**WHAT THIS TASK INVOLVES**
Copy out, word for word, the part of the passage below that opens with the words containing "The three voices" and closes with "from His creation.".

**PASSAGE**
It indeed says to reveal itself ‘in details of earth’, in tendrils of blue clematis, light of early evening, yes in evening light and the balmy summer wind. The tender presence and connection would still be evident. But
my sorrow (is) that I cannot answer you in speech
as you all would like. You do not accept my voice. And for a moment I think: yes, those ‘small, talking things’, that are we, who are kept entangled in the merely human aspect, in the merely earthly details, in the discrepancies, the circle of cause and consequence.
The three voices in the poems remind me of the beginning of the movie “Disobedience”. An old rabbi staggeringly opens with the words from the Thora:
In the beginning
Hasjem created three kinds of beings:
The angels, the animals and humans.
The angels Hasjem created from his pure word. They have no tendencies, no will for evil. They will not deviate from His creation.

**EXTRACTED RECORDS**
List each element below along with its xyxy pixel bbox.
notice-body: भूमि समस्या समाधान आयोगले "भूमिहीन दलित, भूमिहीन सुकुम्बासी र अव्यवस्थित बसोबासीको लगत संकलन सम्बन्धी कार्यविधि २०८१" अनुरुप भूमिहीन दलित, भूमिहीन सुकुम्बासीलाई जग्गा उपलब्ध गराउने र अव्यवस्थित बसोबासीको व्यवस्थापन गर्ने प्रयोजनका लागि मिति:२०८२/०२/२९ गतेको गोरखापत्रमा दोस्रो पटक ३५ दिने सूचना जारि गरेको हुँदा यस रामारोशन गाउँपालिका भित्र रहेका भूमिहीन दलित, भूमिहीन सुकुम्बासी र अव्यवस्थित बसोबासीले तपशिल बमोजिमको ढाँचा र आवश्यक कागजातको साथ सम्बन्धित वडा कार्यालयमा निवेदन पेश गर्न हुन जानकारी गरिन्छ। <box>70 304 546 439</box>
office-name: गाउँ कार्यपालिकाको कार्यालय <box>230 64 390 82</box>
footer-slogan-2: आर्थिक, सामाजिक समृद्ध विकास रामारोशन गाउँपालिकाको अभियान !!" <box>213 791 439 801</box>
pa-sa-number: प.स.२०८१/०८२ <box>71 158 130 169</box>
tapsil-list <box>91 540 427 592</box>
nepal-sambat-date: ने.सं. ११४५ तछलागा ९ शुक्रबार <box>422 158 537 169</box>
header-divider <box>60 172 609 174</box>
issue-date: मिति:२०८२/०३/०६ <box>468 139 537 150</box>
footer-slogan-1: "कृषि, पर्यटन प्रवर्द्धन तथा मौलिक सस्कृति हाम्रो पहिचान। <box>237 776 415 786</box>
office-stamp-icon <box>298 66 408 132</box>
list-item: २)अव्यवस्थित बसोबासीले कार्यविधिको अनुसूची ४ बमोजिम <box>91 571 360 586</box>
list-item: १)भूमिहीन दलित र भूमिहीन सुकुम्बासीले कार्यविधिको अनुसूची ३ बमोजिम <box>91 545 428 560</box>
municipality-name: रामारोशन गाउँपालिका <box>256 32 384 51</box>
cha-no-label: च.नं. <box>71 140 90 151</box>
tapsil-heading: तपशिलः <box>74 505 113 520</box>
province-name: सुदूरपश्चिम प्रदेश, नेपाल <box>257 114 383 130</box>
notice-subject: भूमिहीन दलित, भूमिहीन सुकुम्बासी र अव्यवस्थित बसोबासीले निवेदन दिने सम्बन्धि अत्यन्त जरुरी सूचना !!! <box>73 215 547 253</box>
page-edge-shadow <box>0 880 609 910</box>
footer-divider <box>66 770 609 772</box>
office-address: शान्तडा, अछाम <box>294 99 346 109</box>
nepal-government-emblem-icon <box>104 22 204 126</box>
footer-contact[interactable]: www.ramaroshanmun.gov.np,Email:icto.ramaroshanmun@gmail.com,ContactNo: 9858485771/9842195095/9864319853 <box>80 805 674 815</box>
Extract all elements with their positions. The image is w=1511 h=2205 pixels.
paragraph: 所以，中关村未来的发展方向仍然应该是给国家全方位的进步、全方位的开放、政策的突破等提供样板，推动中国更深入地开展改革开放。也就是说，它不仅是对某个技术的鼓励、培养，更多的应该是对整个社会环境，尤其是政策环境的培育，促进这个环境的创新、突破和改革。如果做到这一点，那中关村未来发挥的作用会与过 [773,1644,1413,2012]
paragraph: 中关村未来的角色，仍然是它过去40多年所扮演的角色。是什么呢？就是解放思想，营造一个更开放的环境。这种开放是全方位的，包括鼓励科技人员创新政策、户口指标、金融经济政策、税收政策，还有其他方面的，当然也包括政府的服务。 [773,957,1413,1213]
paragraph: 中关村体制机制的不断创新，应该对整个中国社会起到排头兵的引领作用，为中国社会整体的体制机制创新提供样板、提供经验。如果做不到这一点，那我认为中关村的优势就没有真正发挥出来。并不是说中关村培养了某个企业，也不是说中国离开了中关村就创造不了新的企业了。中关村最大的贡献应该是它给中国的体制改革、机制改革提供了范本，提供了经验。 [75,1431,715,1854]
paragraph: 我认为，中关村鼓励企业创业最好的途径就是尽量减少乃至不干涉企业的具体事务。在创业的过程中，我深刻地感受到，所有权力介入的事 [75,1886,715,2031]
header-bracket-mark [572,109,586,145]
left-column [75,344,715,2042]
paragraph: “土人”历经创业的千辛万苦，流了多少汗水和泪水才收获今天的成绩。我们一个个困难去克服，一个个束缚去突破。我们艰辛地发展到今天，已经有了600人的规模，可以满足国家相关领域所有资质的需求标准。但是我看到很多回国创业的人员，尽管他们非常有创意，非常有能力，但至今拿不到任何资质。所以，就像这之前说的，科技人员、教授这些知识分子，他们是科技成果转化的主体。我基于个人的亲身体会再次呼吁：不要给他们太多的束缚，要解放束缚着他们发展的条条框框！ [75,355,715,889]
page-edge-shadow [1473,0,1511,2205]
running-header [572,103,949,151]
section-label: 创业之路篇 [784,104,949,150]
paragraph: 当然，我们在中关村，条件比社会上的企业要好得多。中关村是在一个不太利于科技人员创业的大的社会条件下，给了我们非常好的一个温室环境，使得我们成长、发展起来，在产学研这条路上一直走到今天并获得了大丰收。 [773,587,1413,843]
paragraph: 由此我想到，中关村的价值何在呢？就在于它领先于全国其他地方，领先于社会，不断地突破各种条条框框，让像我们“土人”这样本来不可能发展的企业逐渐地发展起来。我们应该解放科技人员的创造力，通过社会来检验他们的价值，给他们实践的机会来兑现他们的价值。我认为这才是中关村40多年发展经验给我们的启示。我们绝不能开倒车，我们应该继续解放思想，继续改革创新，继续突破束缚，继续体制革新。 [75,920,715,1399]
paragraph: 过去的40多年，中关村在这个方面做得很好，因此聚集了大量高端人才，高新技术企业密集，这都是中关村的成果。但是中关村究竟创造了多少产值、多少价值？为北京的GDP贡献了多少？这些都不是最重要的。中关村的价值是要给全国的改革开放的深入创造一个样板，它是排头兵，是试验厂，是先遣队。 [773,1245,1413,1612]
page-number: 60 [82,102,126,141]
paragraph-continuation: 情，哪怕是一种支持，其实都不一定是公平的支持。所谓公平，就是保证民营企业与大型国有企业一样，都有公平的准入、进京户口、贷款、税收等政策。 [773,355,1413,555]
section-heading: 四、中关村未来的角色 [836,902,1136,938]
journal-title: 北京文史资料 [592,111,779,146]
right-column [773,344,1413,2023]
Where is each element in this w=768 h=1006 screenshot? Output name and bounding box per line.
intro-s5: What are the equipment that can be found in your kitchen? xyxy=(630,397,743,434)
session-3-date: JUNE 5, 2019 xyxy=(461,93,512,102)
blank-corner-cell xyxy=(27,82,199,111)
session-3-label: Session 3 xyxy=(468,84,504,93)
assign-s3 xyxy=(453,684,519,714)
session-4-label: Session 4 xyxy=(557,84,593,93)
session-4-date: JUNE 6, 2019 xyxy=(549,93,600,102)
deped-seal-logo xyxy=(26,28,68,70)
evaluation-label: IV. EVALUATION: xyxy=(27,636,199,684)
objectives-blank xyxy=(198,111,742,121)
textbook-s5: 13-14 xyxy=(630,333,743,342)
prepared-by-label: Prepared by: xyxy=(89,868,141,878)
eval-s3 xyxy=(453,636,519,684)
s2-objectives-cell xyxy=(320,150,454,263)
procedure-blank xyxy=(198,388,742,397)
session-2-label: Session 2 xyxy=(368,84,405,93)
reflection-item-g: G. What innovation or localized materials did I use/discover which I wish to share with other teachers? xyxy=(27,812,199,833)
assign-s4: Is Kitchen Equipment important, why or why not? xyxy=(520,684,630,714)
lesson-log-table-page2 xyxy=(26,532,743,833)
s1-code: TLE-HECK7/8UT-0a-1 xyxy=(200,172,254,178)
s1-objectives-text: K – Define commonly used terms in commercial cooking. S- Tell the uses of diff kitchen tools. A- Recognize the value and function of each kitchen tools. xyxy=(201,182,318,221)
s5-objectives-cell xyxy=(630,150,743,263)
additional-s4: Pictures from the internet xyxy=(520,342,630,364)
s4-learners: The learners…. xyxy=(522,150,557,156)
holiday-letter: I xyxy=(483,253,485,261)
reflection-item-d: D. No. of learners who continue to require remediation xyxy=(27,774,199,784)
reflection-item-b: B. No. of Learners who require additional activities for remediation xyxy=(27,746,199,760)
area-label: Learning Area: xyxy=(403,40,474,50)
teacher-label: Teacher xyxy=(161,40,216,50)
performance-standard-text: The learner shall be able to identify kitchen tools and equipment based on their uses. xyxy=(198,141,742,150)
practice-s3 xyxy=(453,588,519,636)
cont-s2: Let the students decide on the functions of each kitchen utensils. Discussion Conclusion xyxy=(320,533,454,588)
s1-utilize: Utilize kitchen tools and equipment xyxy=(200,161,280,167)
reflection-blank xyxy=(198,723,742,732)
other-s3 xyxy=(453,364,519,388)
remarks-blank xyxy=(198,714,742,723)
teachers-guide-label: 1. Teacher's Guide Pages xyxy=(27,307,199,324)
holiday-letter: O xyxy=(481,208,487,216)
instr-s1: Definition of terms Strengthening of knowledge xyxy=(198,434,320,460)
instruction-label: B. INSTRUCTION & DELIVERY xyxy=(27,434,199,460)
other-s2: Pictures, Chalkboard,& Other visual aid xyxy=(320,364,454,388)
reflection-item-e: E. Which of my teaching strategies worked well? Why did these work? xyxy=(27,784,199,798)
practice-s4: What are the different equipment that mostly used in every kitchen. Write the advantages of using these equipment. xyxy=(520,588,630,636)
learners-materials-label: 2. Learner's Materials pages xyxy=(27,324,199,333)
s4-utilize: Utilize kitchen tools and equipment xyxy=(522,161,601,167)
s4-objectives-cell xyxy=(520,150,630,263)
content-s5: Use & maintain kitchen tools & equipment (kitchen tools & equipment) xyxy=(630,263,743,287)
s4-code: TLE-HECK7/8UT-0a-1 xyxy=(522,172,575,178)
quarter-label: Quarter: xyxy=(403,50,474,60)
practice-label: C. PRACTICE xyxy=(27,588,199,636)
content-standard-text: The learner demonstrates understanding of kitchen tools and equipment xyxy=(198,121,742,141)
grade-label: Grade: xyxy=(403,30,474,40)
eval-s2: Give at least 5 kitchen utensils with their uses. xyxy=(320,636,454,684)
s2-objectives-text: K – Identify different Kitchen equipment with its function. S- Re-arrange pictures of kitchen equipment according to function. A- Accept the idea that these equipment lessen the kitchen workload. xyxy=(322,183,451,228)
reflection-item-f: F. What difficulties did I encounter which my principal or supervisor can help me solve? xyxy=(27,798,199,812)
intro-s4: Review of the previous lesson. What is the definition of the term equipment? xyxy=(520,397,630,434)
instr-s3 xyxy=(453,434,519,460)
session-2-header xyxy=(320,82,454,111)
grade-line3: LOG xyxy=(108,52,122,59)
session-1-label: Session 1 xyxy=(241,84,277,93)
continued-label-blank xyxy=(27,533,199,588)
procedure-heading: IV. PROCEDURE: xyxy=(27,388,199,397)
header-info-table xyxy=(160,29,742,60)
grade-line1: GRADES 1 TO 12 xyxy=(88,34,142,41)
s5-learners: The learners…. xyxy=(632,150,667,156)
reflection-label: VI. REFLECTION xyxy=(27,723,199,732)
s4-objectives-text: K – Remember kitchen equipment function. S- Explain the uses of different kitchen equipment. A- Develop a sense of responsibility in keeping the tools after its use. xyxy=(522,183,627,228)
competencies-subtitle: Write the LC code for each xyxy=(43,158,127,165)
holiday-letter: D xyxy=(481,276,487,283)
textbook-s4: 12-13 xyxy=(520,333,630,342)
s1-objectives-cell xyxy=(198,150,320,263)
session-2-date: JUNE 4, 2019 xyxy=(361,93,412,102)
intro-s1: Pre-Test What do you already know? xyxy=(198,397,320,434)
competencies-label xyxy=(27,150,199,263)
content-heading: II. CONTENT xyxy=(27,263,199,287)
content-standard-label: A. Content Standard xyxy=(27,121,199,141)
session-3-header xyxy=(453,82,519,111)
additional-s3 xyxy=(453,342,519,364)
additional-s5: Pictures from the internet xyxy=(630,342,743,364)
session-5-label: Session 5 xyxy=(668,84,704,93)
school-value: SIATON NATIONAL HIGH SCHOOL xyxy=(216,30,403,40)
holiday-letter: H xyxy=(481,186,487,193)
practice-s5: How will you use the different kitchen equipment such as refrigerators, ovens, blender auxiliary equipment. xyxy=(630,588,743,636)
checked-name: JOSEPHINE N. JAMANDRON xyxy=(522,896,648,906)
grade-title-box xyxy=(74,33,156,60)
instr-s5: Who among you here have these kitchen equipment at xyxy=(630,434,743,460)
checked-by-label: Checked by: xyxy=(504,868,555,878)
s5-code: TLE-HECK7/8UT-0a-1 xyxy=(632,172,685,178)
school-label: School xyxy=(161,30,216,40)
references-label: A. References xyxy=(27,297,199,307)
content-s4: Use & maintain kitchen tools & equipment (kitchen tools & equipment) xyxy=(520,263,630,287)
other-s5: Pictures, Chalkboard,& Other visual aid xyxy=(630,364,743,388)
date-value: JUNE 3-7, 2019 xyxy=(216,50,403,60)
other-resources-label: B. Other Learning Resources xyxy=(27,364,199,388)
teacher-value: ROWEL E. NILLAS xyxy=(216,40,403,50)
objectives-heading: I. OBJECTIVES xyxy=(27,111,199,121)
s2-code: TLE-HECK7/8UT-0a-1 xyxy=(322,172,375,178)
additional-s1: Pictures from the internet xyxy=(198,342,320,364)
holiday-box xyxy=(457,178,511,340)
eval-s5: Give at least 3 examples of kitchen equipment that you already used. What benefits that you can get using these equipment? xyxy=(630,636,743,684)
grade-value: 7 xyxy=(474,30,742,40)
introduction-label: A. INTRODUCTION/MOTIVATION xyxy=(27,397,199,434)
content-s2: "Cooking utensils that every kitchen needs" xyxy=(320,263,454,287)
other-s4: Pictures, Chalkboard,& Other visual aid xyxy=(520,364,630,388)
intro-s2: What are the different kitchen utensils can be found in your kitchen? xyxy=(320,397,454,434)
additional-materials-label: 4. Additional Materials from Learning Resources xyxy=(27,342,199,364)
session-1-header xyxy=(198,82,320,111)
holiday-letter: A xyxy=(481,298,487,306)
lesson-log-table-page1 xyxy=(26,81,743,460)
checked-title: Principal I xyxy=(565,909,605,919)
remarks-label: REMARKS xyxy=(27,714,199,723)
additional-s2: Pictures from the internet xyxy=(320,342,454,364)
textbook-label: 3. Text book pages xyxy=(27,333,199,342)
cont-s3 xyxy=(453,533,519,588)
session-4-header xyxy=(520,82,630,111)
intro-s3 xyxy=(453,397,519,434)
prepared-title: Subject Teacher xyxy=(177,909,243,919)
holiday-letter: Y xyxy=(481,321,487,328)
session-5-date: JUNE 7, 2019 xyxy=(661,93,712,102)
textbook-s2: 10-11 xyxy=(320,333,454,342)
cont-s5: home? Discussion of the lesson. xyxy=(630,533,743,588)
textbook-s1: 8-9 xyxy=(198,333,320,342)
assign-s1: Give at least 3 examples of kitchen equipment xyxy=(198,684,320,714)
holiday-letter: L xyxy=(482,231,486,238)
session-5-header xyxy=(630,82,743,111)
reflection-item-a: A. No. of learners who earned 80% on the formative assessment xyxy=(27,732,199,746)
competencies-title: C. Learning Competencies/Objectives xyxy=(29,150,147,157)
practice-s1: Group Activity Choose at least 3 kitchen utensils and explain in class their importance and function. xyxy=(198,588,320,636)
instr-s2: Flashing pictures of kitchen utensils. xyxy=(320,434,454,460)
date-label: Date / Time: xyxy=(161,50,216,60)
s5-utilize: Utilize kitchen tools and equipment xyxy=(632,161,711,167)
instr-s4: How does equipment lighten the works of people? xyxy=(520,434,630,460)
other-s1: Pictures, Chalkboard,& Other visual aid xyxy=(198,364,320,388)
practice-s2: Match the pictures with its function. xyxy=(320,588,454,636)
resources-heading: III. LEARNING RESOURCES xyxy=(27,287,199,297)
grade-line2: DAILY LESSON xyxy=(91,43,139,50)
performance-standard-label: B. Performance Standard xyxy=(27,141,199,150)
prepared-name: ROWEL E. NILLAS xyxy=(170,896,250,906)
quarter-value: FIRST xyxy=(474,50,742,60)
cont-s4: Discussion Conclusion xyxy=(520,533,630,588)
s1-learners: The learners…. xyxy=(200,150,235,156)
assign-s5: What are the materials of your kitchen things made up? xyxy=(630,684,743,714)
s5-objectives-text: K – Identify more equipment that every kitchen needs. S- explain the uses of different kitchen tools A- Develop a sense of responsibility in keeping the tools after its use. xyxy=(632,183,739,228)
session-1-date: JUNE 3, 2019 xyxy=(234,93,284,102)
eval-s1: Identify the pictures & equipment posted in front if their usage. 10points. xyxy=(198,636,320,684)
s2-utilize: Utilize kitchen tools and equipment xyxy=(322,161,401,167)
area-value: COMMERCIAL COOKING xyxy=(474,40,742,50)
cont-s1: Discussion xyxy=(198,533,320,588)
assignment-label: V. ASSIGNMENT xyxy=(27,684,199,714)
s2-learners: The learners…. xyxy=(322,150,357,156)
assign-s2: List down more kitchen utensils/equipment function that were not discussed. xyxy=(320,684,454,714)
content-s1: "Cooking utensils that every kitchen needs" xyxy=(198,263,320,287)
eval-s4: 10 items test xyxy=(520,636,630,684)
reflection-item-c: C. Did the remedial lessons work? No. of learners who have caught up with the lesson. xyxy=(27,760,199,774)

**OUTPUT FOR THIS EXERCISE**
The three voices in the poems remind me of the beginning of the movie “Disobedience”. An old rabbi staggeringly opens with the words from the Thora:
In the beginning
Hasjem created three kinds of beings:
The angels, the animals and humans.
The angels Hasjem created from his pure word. They have no tendencies, no will for evil. They will not deviate from His creation.